+++ INFORMATION SHOWN +++

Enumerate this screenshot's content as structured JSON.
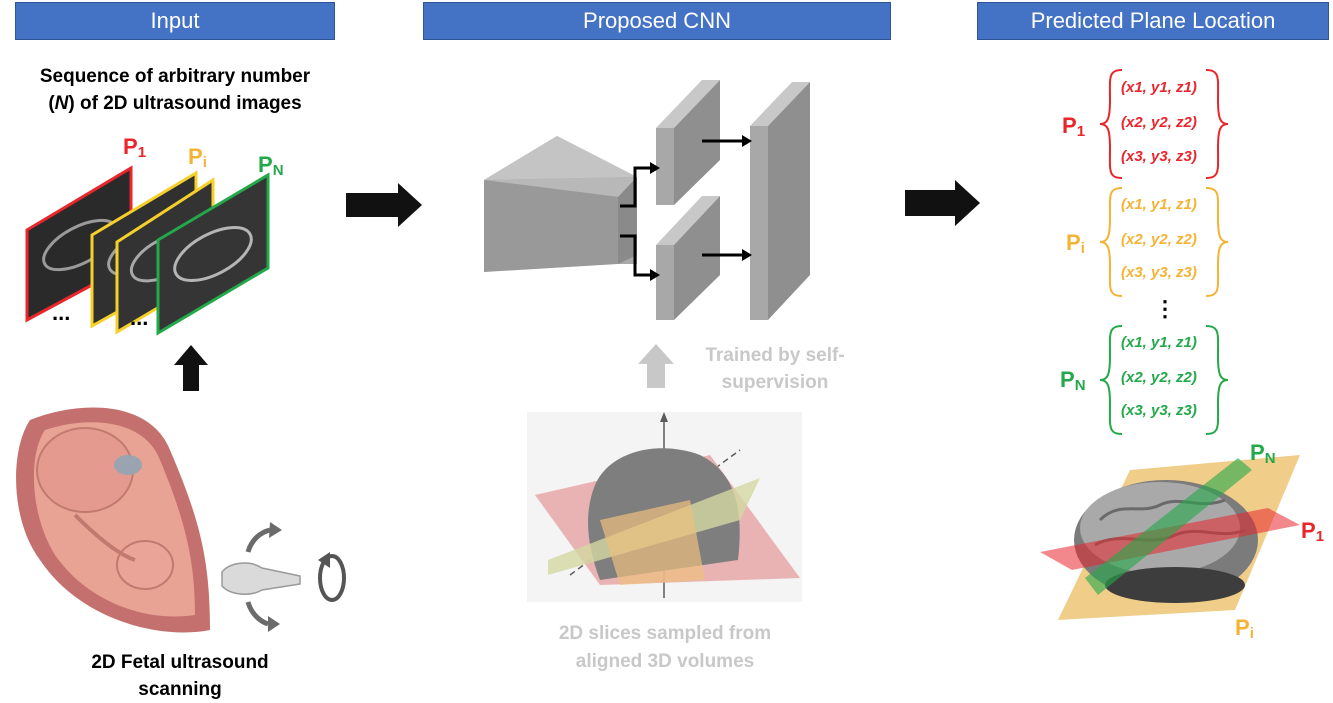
{
  "headers": {
    "input": "Input",
    "cnn": "Proposed CNN",
    "output": "Predicted Plane Location"
  },
  "input": {
    "sequence_line1": "Sequence of arbitrary number",
    "sequence_line2_pre": "(",
    "sequence_line2_n": "N",
    "sequence_line2_post": ") of  2D ultrasound images",
    "frame_labels": {
      "p1": "P",
      "p1_sub": "1",
      "pi": "P",
      "pi_sub": "i",
      "pn": "P",
      "pn_sub": "N"
    },
    "ellipsis": "...",
    "scanning_line1": "2D Fetal ultrasound",
    "scanning_line2": "scanning"
  },
  "cnn": {
    "trained_line1": "Trained by self-",
    "trained_line2": "supervision",
    "slices_line1": "2D slices sampled from",
    "slices_line2": "aligned 3D volumes"
  },
  "output": {
    "groups": [
      {
        "label": "P",
        "sub": "1",
        "color": "#e8262b",
        "coords": [
          "(x1, y1, z1)",
          "(x2, y2, z2)",
          "(x3, y3, z3)"
        ]
      },
      {
        "label": "P",
        "sub": "i",
        "color": "#f5b335",
        "coords": [
          "(x1, y1, z1)",
          "(x2, y2, z2)",
          "(x3, y3, z3)"
        ]
      },
      {
        "label": "P",
        "sub": "N",
        "color": "#23a84a",
        "coords": [
          "(x1, y1, z1)",
          "(x2, y2, z2)",
          "(x3, y3, z3)"
        ]
      }
    ],
    "vdots": "⋮",
    "brain_labels": {
      "pn": "P",
      "pn_sub": "N",
      "p1": "P",
      "p1_sub": "1",
      "pi": "P",
      "pi_sub": "i"
    }
  },
  "colors": {
    "header_bg": "#4472c4",
    "red": "#e8262b",
    "yellow": "#f5b335",
    "green": "#23a84a",
    "gray_text": "#c8c8c8"
  }
}
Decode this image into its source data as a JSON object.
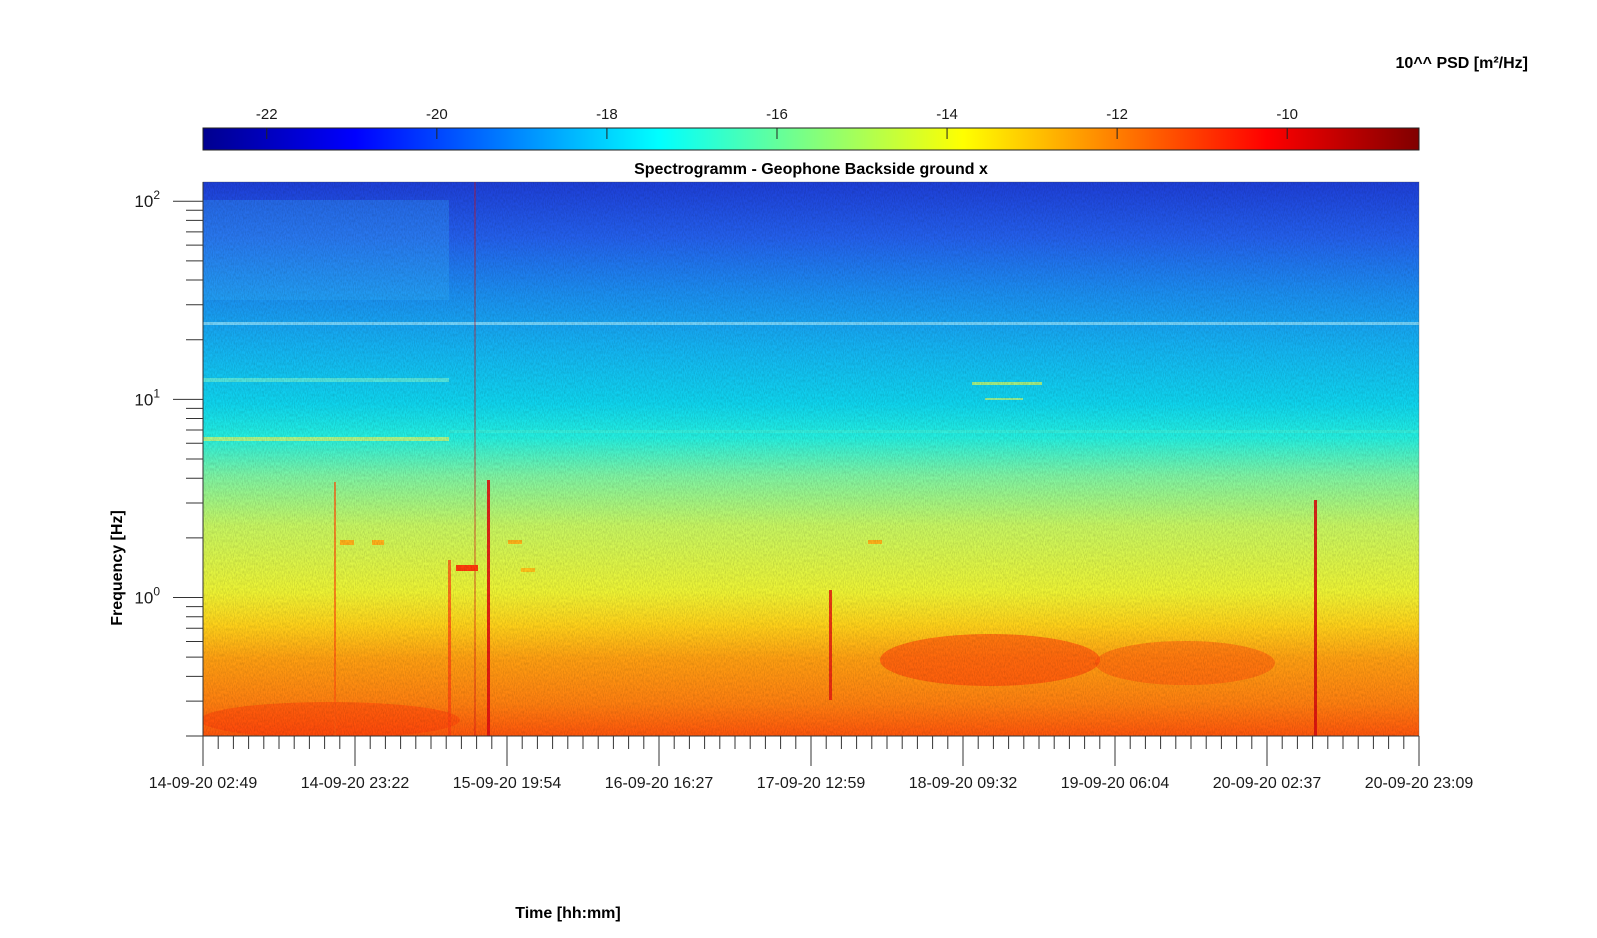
{
  "chart_data": {
    "type": "heatmap",
    "title": "Spectrogramm - Geophone Backside ground x",
    "xlabel": "Time [hh:mm]",
    "ylabel": "Frequency [Hz]",
    "x_scale": "time",
    "y_scale": "log",
    "x_ticks": [
      "14-09-20 02:49",
      "14-09-20 23:22",
      "15-09-20 19:54",
      "16-09-20 16:27",
      "17-09-20 12:59",
      "18-09-20 09:32",
      "19-09-20 06:04",
      "20-09-20 02:37",
      "20-09-20 23:09"
    ],
    "xlim": [
      "14-09-20 02:49",
      "20-09-20 23:09"
    ],
    "y_ticks": [
      {
        "base": "10",
        "exp": "0",
        "value": 1
      },
      {
        "base": "10",
        "exp": "1",
        "value": 10
      },
      {
        "base": "10",
        "exp": "2",
        "value": 100
      }
    ],
    "ylim": [
      0.2,
      125
    ],
    "colorbar": {
      "label": "10^^ PSD [m²/Hz]",
      "ticks": [
        "-22",
        "-20",
        "-18",
        "-16",
        "-14",
        "-12",
        "-10"
      ],
      "tick_values": [
        -22,
        -20,
        -18,
        -16,
        -14,
        -12,
        -10
      ],
      "range": [
        -22.75,
        -8.45
      ],
      "colormap": "jet",
      "placement": "top"
    },
    "approx_psd_profile_by_frequency": [
      {
        "freq_hz": 0.2,
        "log10_psd": -11.2
      },
      {
        "freq_hz": 0.5,
        "log10_psd": -11.8
      },
      {
        "freq_hz": 0.7,
        "log10_psd": -12.8
      },
      {
        "freq_hz": 1.0,
        "log10_psd": -13.8
      },
      {
        "freq_hz": 2.0,
        "log10_psd": -14.3
      },
      {
        "freq_hz": 4.0,
        "log10_psd": -15.0
      },
      {
        "freq_hz": 6.0,
        "log10_psd": -16.0
      },
      {
        "freq_hz": 10.0,
        "log10_psd": -17.2
      },
      {
        "freq_hz": 20.0,
        "log10_psd": -18.3
      },
      {
        "freq_hz": 50.0,
        "log10_psd": -19.6
      },
      {
        "freq_hz": 125.0,
        "log10_psd": -20.8
      }
    ]
  }
}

+++

**TASK TO CARRY OUT**
Repeat the data exactly in full, omitting its pictures.

**EXERCISE OUTPUT**
Enumerate this screenshot's content as structured JSON.
{
  "headers": {
    "input": "Input",
    "cnn": "Proposed CNN",
    "output": "Predicted Plane Location"
  },
  "input": {
    "sequence_line1": "Sequence of arbitrary number",
    "sequence_line2_pre": "(",
    "sequence_line2_n": "N",
    "sequence_line2_post": ") of  2D ultrasound images",
    "frame_labels": {
      "p1": "P",
      "p1_sub": "1",
      "pi": "P",
      "pi_sub": "i",
      "pn": "P",
      "pn_sub": "N"
    },
    "ellipsis": "...",
    "scanning_line1": "2D Fetal ultrasound",
    "scanning_line2": "scanning"
  },
  "cnn": {
    "trained_line1": "Trained by self-",
    "trained_line2": "supervision",
    "slices_line1": "2D slices sampled from",
    "slices_line2": "aligned 3D volumes"
  },
  "output": {
    "groups": [
      {
        "label": "P",
        "sub": "1",
        "color": "#e8262b",
        "coords": [
          "(x1, y1, z1)",
          "(x2, y2, z2)",
          "(x3, y3, z3)"
        ]
      },
      {
        "label": "P",
        "sub": "i",
        "color": "#f5b335",
        "coords": [
          "(x1, y1, z1)",
          "(x2, y2, z2)",
          "(x3, y3, z3)"
        ]
      },
      {
        "label": "P",
        "sub": "N",
        "color": "#23a84a",
        "coords": [
          "(x1, y1, z1)",
          "(x2, y2, z2)",
          "(x3, y3, z3)"
        ]
      }
    ],
    "vdots": "⋮",
    "brain_labels": {
      "pn": "P",
      "pn_sub": "N",
      "p1": "P",
      "p1_sub": "1",
      "pi": "P",
      "pi_sub": "i"
    }
  },
  "colors": {
    "header_bg": "#4472c4",
    "red": "#e8262b",
    "yellow": "#f5b335",
    "green": "#23a84a",
    "gray_text": "#c8c8c8"
  }
}
Decode this image into its source data as a JSON object.
{
  "chart_data": {
    "type": "heatmap",
    "title": "Spectrogramm - Geophone Backside ground x",
    "xlabel": "Time [hh:mm]",
    "ylabel": "Frequency [Hz]",
    "x_scale": "time",
    "y_scale": "log",
    "x_ticks": [
      "14-09-20 02:49",
      "14-09-20 23:22",
      "15-09-20 19:54",
      "16-09-20 16:27",
      "17-09-20 12:59",
      "18-09-20 09:32",
      "19-09-20 06:04",
      "20-09-20 02:37",
      "20-09-20 23:09"
    ],
    "xlim": [
      "14-09-20 02:49",
      "20-09-20 23:09"
    ],
    "y_ticks": [
      {
        "base": "10",
        "exp": "0",
        "value": 1
      },
      {
        "base": "10",
        "exp": "1",
        "value": 10
      },
      {
        "base": "10",
        "exp": "2",
        "value": 100
      }
    ],
    "ylim": [
      0.2,
      125
    ],
    "colorbar": {
      "label": "10^^ PSD [m²/Hz]",
      "ticks": [
        "-22",
        "-20",
        "-18",
        "-16",
        "-14",
        "-12",
        "-10"
      ],
      "tick_values": [
        -22,
        -20,
        -18,
        -16,
        -14,
        -12,
        -10
      ],
      "range": [
        -22.75,
        -8.45
      ],
      "colormap": "jet",
      "placement": "top"
    },
    "approx_psd_profile_by_frequency": [
      {
        "freq_hz": 0.2,
        "log10_psd": -11.2
      },
      {
        "freq_hz": 0.5,
        "log10_psd": -11.8
      },
      {
        "freq_hz": 0.7,
        "log10_psd": -12.8
      },
      {
        "freq_hz": 1.0,
        "log10_psd": -13.8
      },
      {
        "freq_hz": 2.0,
        "log10_psd": -14.3
      },
      {
        "freq_hz": 4.0,
        "log10_psd": -15.0
      },
      {
        "freq_hz": 6.0,
        "log10_psd": -16.0
      },
      {
        "freq_hz": 10.0,
        "log10_psd": -17.2
      },
      {
        "freq_hz": 20.0,
        "log10_psd": -18.3
      },
      {
        "freq_hz": 50.0,
        "log10_psd": -19.6
      },
      {
        "freq_hz": 125.0,
        "log10_psd": -20.8
      }
    ]
  }
}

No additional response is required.